- What you have to do
Copy out every line of the entries below word for word, omitting the pictures.

— begin Provided records —

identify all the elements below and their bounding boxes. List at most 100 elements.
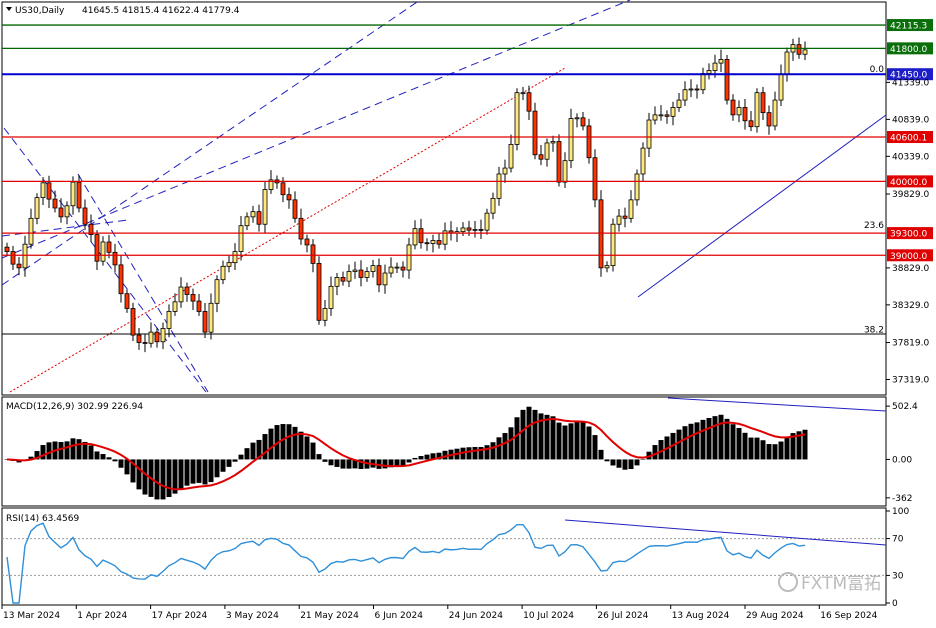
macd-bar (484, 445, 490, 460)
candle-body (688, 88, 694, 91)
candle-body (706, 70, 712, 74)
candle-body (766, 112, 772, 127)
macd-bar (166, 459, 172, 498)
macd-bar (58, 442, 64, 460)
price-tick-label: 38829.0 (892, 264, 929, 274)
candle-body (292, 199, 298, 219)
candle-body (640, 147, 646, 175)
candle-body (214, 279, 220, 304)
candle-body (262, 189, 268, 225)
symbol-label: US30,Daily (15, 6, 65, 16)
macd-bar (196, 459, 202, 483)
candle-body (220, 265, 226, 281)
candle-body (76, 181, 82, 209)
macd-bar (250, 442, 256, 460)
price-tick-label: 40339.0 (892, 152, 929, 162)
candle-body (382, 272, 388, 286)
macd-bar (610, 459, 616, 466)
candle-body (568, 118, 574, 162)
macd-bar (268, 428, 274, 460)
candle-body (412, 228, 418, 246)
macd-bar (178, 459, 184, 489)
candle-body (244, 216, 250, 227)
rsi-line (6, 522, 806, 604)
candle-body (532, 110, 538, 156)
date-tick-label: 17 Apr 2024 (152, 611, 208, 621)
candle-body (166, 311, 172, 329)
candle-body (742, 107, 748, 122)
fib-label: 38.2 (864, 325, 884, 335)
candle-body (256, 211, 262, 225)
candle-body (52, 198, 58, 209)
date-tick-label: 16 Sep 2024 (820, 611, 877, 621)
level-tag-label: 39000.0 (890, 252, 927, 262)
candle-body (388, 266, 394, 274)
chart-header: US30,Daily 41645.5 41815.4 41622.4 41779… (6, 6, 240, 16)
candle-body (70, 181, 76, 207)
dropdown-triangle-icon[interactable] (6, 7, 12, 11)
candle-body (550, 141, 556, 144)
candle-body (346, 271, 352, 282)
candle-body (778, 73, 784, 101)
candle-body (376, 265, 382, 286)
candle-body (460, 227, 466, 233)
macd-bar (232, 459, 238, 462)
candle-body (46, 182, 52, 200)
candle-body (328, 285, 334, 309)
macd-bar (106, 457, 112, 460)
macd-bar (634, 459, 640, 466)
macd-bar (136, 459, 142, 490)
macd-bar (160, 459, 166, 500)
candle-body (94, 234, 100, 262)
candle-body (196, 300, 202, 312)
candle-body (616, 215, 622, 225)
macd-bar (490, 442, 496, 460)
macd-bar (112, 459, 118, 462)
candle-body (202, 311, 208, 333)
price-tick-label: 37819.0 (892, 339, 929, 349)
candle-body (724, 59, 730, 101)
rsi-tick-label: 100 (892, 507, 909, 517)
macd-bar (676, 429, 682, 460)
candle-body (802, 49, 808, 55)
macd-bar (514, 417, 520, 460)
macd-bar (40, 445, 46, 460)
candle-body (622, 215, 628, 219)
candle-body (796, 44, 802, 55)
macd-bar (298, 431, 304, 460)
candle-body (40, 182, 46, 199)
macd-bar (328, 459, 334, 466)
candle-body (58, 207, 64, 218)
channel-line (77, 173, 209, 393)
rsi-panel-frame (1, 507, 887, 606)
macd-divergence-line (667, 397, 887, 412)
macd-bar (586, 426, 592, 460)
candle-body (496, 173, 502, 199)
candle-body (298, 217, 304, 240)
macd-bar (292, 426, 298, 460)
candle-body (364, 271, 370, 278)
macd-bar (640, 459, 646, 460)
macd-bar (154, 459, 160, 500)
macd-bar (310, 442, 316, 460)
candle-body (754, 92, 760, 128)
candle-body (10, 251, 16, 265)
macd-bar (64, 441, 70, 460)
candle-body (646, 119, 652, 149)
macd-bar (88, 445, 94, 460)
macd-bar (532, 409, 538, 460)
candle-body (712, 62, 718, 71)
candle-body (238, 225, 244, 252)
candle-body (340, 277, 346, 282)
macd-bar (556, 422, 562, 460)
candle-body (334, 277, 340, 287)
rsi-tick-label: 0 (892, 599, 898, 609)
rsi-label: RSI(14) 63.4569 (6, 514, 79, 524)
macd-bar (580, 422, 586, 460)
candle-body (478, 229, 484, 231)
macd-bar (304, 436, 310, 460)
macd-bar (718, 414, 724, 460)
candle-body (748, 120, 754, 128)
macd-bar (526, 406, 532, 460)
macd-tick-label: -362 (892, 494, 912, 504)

— end Provided records —

- Task output
identify all the elements below and their bounding boxes. List at most 100 elements.
macd-bar (484, 445, 490, 460)
candle-body (688, 88, 694, 91)
candle-body (706, 70, 712, 74)
candle-body (766, 112, 772, 127)
macd-bar (166, 459, 172, 498)
macd-bar (58, 442, 64, 460)
price-tick-label: 38829.0 (892, 264, 929, 274)
candle-body (292, 199, 298, 219)
candle-body (640, 147, 646, 175)
candle-body (214, 279, 220, 304)
candle-body (262, 189, 268, 225)
symbol-label: US30,Daily (15, 6, 65, 16)
macd-bar (196, 459, 202, 483)
candle-body (220, 265, 226, 281)
candle-body (76, 181, 82, 209)
macd-bar (250, 442, 256, 460)
price-tick-label: 40339.0 (892, 152, 929, 162)
candle-body (382, 272, 388, 286)
macd-bar (610, 459, 616, 466)
candle-body (568, 118, 574, 162)
macd-bar (268, 428, 274, 460)
candle-body (412, 228, 418, 246)
macd-bar (178, 459, 184, 489)
candle-body (244, 216, 250, 227)
rsi-line (6, 522, 806, 604)
candle-body (532, 110, 538, 156)
date-tick-label: 17 Apr 2024 (152, 611, 208, 621)
candle-body (166, 311, 172, 329)
candle-body (742, 107, 748, 122)
fib-label: 38.2 (864, 325, 884, 335)
candle-body (256, 211, 262, 225)
candle-body (52, 198, 58, 209)
date-tick-label: 16 Sep 2024 (820, 611, 877, 621)
level-tag-label: 39000.0 (890, 252, 927, 262)
candle-body (388, 266, 394, 274)
chart-header: US30,Daily 41645.5 41815.4 41622.4 41779… (6, 6, 240, 16)
candle-body (70, 181, 76, 207)
dropdown-triangle-icon[interactable] (6, 7, 12, 11)
candle-body (550, 141, 556, 144)
candle-body (346, 271, 352, 282)
candle-body (778, 73, 784, 101)
candle-body (376, 265, 382, 286)
candle-body (460, 227, 466, 233)
macd-bar (232, 459, 238, 462)
candle-body (46, 182, 52, 200)
candle-body (328, 285, 334, 309)
macd-bar (106, 457, 112, 460)
macd-bar (634, 459, 640, 466)
macd-bar (136, 459, 142, 490)
macd-bar (160, 459, 166, 500)
candle-body (94, 234, 100, 262)
candle-body (196, 300, 202, 312)
candle-body (616, 215, 622, 225)
macd-bar (490, 442, 496, 460)
macd-bar (112, 459, 118, 462)
candle-body (202, 311, 208, 333)
price-tick-label: 37819.0 (892, 339, 929, 349)
candle-body (724, 59, 730, 101)
rsi-tick-label: 100 (892, 507, 909, 517)
macd-bar (676, 429, 682, 460)
candle-body (802, 49, 808, 55)
macd-bar (514, 417, 520, 460)
macd-bar (40, 445, 46, 460)
candle-body (622, 215, 628, 219)
candle-body (796, 44, 802, 55)
macd-bar (298, 431, 304, 460)
candle-body (40, 182, 46, 199)
macd-bar (328, 459, 334, 466)
candle-body (58, 207, 64, 218)
channel-line (77, 173, 209, 393)
rsi-panel-frame (1, 507, 887, 606)
macd-divergence-line (667, 397, 887, 412)
macd-bar (586, 426, 592, 460)
candle-body (496, 173, 502, 199)
candle-body (298, 217, 304, 240)
macd-bar (292, 426, 298, 460)
candle-body (364, 271, 370, 278)
macd-bar (640, 459, 646, 460)
macd-bar (154, 459, 160, 500)
macd-bar (310, 442, 316, 460)
candle-body (754, 92, 760, 128)
candle-body (10, 251, 16, 265)
macd-bar (64, 441, 70, 460)
candle-body (646, 119, 652, 149)
macd-bar (88, 445, 94, 460)
macd-bar (532, 409, 538, 460)
candle-body (712, 62, 718, 71)
candle-body (238, 225, 244, 252)
candle-body (340, 277, 346, 282)
macd-bar (556, 422, 562, 460)
candle-body (334, 277, 340, 287)
rsi-tick-label: 0 (892, 599, 898, 609)
rsi-label: RSI(14) 63.4569 (6, 514, 79, 524)
macd-bar (580, 422, 586, 460)
candle-body (478, 229, 484, 231)
macd-bar (304, 436, 310, 460)
macd-bar (718, 414, 724, 460)
candle-body (748, 120, 754, 128)
macd-bar (526, 406, 532, 460)
macd-tick-label: -362 (892, 494, 912, 504)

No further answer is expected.